What is asked: Revise each of the items below by replacing "bullet-marker" with "bullet-glyph" wherever it occurs, leaving every other character unchanged.

Layout element annotations
--

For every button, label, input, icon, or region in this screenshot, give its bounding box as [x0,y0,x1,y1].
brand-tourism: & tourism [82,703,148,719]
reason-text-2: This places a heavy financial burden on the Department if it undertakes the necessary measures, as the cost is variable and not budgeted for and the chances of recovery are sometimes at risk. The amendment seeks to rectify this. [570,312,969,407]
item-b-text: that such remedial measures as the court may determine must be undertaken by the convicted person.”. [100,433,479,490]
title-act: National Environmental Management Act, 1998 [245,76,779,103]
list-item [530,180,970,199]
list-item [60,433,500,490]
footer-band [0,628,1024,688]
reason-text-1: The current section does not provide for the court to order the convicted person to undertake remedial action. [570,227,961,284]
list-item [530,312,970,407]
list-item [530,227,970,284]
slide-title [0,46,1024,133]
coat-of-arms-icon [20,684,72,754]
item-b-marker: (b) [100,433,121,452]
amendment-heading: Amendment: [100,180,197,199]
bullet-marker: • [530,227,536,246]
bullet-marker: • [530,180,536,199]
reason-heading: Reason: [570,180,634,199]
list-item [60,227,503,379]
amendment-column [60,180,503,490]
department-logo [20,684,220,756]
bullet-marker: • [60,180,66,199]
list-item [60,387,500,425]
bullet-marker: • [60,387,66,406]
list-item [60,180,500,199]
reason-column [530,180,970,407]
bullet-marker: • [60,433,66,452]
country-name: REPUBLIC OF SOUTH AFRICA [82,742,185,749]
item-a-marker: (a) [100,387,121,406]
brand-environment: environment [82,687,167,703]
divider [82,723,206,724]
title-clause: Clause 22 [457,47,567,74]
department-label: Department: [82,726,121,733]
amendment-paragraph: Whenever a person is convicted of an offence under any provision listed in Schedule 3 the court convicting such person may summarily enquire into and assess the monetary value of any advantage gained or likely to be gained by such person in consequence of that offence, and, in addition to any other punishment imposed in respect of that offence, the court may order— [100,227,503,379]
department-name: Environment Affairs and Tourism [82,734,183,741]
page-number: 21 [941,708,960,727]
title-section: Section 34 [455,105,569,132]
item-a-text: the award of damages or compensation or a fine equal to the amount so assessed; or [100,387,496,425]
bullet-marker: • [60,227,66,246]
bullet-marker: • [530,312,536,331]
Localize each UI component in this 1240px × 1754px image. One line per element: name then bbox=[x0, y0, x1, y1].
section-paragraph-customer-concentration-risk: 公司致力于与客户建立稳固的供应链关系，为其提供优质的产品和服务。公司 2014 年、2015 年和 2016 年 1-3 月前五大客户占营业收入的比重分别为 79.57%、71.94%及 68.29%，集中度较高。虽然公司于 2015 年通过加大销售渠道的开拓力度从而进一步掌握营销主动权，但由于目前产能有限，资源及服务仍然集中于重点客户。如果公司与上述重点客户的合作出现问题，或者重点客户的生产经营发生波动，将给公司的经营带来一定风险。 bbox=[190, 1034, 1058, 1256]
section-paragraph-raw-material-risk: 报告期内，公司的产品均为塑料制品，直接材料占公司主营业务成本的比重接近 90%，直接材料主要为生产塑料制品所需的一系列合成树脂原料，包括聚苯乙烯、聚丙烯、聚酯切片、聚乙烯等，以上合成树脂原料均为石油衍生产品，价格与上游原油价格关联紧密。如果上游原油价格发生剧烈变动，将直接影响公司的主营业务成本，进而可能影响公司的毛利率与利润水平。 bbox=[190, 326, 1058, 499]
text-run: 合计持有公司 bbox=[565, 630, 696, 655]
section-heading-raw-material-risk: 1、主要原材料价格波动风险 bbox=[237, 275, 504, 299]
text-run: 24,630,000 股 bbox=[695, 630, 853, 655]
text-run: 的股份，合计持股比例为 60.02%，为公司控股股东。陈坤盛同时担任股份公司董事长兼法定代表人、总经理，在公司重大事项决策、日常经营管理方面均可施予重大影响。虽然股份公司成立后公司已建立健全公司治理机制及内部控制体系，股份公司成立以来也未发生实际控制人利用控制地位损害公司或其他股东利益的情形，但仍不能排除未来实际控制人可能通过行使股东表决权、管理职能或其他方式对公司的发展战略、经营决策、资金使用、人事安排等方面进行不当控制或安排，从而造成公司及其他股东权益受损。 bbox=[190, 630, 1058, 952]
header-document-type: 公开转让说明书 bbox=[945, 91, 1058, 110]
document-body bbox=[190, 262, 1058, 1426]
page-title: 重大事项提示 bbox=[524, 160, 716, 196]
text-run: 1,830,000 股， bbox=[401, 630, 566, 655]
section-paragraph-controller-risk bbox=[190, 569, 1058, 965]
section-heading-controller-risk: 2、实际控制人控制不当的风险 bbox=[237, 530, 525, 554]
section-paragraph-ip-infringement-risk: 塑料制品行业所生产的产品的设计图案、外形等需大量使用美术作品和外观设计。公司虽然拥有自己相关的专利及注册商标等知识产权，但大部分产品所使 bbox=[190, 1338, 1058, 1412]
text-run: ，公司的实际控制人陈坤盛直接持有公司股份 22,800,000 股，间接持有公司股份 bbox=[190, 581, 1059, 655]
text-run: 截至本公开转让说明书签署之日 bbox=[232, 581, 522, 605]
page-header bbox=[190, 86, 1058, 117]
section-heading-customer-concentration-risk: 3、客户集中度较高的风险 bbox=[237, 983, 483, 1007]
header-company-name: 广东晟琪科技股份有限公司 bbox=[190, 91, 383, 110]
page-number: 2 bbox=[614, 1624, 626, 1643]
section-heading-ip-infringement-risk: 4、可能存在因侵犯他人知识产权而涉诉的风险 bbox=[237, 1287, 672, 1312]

--

Exercise answer:
For every button, label, input, icon, or region in this screenshot, give its bounding box as [x0,y0,x1,y1].
brand-tourism: & tourism [82,703,148,719]
reason-text-2: This places a heavy financial burden on the Department if it undertakes the necessary measures, as the cost is variable and not budgeted for and the chances of recovery are sometimes at risk. The amendment seeks to rectify this. [570,312,969,407]
item-b-text: that such remedial measures as the court may determine must be undertaken by the convicted person.”. [100,433,479,490]
title-act: National Environmental Management Act, 1998 [245,76,779,103]
list-item [530,180,970,199]
list-item [60,433,500,490]
footer-band [0,628,1024,688]
reason-text-1: The current section does not provide for the court to order the convicted person to undertake remedial action. [570,227,961,284]
list-item [530,312,970,407]
list-item [530,227,970,284]
slide-title [0,46,1024,133]
coat-of-arms-icon [20,684,72,754]
item-b-marker: (b) [100,433,121,452]
amendment-heading: Amendment: [100,180,197,199]
bullet-glyph: • [530,227,536,246]
bullet-glyph: • [530,180,536,199]
reason-heading: Reason: [570,180,634,199]
list-item [60,227,503,379]
amendment-column [60,180,503,490]
department-logo [20,684,220,756]
bullet-glyph: • [60,180,66,199]
list-item [60,387,500,425]
bullet-glyph: • [60,387,66,406]
list-item [60,180,500,199]
reason-column [530,180,970,407]
bullet-glyph: • [60,433,66,452]
country-name: REPUBLIC OF SOUTH AFRICA [82,742,185,749]
item-a-marker: (a) [100,387,121,406]
brand-environment: environment [82,687,167,703]
divider [82,723,206,724]
title-clause: Clause 22 [457,47,567,74]
department-label: Department: [82,726,121,733]
amendment-paragraph: Whenever a person is convicted of an offence under any provision listed in Schedule 3 the court convicting such person may summarily enquire into and assess the monetary value of any advantage gained or likely to be gained by such person in consequence of that offence, and, in addition to any other punishment imposed in respect of that offence, the court may order— [100,227,503,379]
department-name: Environment Affairs and Tourism [82,734,183,741]
page-number: 21 [941,708,960,727]
title-section: Section 34 [455,105,569,132]
item-a-text: the award of damages or compensation or a fine equal to the amount so assessed; or [100,387,496,425]
bullet-glyph: • [60,227,66,246]
bullet-glyph: • [530,312,536,331]
Localize each UI component in this 1240px × 1754px image. One line per element: name then bbox=[x0, y0, x1, y1].
section-paragraph-customer-concentration-risk: 公司致力于与客户建立稳固的供应链关系，为其提供优质的产品和服务。公司 2014 年、2015 年和 2016 年 1-3 月前五大客户占营业收入的比重分别为 79.57%、71.94%及 68.29%，集中度较高。虽然公司于 2015 年通过加大销售渠道的开拓力度从而进一步掌握营销主动权，但由于目前产能有限，资源及服务仍然集中于重点客户。如果公司与上述重点客户的合作出现问题，或者重点客户的生产经营发生波动，将给公司的经营带来一定风险。 bbox=[190, 1034, 1058, 1256]
section-paragraph-raw-material-risk: 报告期内，公司的产品均为塑料制品，直接材料占公司主营业务成本的比重接近 90%，直接材料主要为生产塑料制品所需的一系列合成树脂原料，包括聚苯乙烯、聚丙烯、聚酯切片、聚乙烯等，以上合成树脂原料均为石油衍生产品，价格与上游原油价格关联紧密。如果上游原油价格发生剧烈变动，将直接影响公司的主营业务成本，进而可能影响公司的毛利率与利润水平。 bbox=[190, 326, 1058, 499]
text-run: 合计持有公司 bbox=[565, 630, 696, 655]
section-heading-raw-material-risk: 1、主要原材料价格波动风险 bbox=[237, 275, 504, 299]
text-run: 24,630,000 股 bbox=[695, 630, 853, 655]
text-run: 的股份，合计持股比例为 60.02%，为公司控股股东。陈坤盛同时担任股份公司董事长兼法定代表人、总经理，在公司重大事项决策、日常经营管理方面均可施予重大影响。虽然股份公司成立后公司已建立健全公司治理机制及内部控制体系，股份公司成立以来也未发生实际控制人利用控制地位损害公司或其他股东利益的情形，但仍不能排除未来实际控制人可能通过行使股东表决权、管理职能或其他方式对公司的发展战略、经营决策、资金使用、人事安排等方面进行不当控制或安排，从而造成公司及其他股东权益受损。 bbox=[190, 630, 1058, 952]
header-document-type: 公开转让说明书 bbox=[945, 91, 1058, 110]
document-body bbox=[190, 262, 1058, 1426]
page-title: 重大事项提示 bbox=[524, 160, 716, 196]
text-run: 1,830,000 股， bbox=[401, 630, 566, 655]
section-paragraph-controller-risk bbox=[190, 569, 1058, 965]
section-heading-controller-risk: 2、实际控制人控制不当的风险 bbox=[237, 530, 525, 554]
section-paragraph-ip-infringement-risk: 塑料制品行业所生产的产品的设计图案、外形等需大量使用美术作品和外观设计。公司虽然拥有自己相关的专利及注册商标等知识产权，但大部分产品所使 bbox=[190, 1338, 1058, 1412]
text-run: ，公司的实际控制人陈坤盛直接持有公司股份 22,800,000 股，间接持有公司股份 bbox=[190, 581, 1059, 655]
text-run: 截至本公开转让说明书签署之日 bbox=[232, 581, 522, 605]
page-header bbox=[190, 86, 1058, 117]
section-heading-customer-concentration-risk: 3、客户集中度较高的风险 bbox=[237, 983, 483, 1007]
header-company-name: 广东晟琪科技股份有限公司 bbox=[190, 91, 383, 110]
page-number: 2 bbox=[614, 1624, 626, 1643]
section-heading-ip-infringement-risk: 4、可能存在因侵犯他人知识产权而涉诉的风险 bbox=[237, 1287, 672, 1312]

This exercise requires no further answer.